[STATED TASK] Copy out all lines in the data below containing the string "before".

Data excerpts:

######

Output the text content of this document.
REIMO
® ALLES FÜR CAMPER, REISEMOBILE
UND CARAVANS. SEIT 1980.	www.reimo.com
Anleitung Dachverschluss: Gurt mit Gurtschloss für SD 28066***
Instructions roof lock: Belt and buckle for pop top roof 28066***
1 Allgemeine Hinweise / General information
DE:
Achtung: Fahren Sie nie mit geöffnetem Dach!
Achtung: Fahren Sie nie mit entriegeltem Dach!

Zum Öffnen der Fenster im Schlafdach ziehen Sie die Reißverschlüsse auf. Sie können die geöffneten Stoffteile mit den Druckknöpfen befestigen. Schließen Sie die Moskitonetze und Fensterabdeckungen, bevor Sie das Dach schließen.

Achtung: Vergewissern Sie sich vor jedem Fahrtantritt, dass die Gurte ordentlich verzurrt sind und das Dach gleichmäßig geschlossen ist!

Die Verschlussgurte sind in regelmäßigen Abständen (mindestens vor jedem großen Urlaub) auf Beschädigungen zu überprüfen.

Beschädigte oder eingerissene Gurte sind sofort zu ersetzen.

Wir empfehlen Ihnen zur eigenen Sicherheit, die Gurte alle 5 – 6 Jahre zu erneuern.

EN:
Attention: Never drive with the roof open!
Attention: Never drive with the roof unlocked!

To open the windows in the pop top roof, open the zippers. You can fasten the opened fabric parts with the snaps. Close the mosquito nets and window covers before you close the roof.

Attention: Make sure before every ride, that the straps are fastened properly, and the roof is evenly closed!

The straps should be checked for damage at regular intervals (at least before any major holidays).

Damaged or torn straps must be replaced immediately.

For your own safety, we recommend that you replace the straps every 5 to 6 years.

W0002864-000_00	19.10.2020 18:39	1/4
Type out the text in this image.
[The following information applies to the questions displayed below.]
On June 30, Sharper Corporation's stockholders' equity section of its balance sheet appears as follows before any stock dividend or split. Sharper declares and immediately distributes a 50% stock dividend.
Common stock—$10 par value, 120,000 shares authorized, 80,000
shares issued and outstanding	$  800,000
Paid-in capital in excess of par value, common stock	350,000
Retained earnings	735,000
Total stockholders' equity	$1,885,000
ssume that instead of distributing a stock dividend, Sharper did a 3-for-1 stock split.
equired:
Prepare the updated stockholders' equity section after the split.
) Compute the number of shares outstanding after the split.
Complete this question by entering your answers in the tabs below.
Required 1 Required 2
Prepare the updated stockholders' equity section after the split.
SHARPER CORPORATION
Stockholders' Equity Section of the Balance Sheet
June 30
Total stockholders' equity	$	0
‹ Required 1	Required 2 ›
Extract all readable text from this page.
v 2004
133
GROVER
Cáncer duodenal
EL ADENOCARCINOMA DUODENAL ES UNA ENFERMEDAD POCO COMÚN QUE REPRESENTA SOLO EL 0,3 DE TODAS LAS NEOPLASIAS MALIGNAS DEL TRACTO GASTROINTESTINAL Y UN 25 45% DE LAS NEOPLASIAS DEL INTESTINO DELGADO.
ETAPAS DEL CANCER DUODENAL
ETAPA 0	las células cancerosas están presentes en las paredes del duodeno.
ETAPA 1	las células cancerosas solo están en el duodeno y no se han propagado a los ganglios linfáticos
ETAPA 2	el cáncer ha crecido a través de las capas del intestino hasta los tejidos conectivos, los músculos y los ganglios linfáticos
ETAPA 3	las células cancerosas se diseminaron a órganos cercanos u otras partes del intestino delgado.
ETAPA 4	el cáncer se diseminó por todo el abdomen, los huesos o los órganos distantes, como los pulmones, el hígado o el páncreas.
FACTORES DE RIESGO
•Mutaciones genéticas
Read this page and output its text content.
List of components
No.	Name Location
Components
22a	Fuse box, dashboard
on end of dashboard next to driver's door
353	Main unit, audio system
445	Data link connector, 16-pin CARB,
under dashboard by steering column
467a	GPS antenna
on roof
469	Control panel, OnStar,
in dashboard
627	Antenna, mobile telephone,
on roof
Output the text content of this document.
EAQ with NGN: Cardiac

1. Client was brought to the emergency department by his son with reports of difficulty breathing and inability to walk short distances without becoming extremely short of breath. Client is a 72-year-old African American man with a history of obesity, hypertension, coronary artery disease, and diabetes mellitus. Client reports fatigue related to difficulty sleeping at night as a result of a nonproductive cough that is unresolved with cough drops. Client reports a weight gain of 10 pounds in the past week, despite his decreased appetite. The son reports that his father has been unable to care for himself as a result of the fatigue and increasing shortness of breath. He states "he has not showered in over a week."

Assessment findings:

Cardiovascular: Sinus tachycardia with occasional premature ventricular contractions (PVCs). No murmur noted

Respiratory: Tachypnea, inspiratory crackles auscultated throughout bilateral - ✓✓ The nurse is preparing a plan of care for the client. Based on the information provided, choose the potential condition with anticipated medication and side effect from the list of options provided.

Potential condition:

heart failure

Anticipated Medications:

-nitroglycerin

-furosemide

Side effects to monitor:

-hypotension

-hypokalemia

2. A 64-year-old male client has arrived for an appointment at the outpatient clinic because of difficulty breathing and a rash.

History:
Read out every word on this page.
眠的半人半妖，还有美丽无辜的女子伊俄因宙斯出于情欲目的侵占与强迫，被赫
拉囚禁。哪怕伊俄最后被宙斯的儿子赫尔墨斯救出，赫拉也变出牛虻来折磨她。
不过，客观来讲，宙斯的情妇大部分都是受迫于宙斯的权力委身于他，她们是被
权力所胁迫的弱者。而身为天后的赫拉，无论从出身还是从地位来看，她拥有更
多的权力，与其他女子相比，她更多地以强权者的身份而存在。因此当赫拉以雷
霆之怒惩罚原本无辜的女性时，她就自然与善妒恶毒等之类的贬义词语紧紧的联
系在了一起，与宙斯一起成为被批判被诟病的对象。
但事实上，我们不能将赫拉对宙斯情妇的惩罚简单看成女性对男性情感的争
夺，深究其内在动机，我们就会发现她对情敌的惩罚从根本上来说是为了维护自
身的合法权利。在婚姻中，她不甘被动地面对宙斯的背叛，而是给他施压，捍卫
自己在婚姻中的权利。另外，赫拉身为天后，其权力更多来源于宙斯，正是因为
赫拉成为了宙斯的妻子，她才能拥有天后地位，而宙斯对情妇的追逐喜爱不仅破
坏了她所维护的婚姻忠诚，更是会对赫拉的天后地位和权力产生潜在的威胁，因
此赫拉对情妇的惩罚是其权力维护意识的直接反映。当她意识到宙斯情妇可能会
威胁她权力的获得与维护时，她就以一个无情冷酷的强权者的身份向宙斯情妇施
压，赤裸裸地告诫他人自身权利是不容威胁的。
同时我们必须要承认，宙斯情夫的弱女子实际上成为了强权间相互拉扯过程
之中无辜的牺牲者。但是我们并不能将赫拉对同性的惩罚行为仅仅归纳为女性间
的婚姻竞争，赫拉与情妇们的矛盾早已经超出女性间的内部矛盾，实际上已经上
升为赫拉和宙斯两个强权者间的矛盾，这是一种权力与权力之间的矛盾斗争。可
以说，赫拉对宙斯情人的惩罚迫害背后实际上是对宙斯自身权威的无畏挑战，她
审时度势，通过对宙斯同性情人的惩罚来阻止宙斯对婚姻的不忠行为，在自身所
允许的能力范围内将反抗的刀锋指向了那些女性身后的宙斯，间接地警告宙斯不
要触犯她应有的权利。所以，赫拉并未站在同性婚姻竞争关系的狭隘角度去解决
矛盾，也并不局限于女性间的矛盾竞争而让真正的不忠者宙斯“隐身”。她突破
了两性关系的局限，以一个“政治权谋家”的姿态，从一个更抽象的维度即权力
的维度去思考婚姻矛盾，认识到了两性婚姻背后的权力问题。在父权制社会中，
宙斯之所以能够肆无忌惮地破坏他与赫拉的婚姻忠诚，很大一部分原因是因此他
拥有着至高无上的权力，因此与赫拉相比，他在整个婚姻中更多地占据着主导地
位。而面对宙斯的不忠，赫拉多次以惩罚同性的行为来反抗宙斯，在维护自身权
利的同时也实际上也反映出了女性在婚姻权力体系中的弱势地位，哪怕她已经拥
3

######

[ANSWER TO THIS EXERCISE]
To open the windows in the pop top roof, open the zippers. You can fasten the opened fabric parts with the snaps. Close the mosquito nets and window covers before you close the roof.
Attention: Make sure before every ride, that the straps are fastened properly, and the roof is evenly closed!
The straps should be checked for damage at regular intervals (at least before any major holidays).
On June 30, Sharper Corporation's stockholders' equity section of its balance sheet appears as follows before any stock dividend or split. Sharper declares and immediately distributes a 50% stock dividend.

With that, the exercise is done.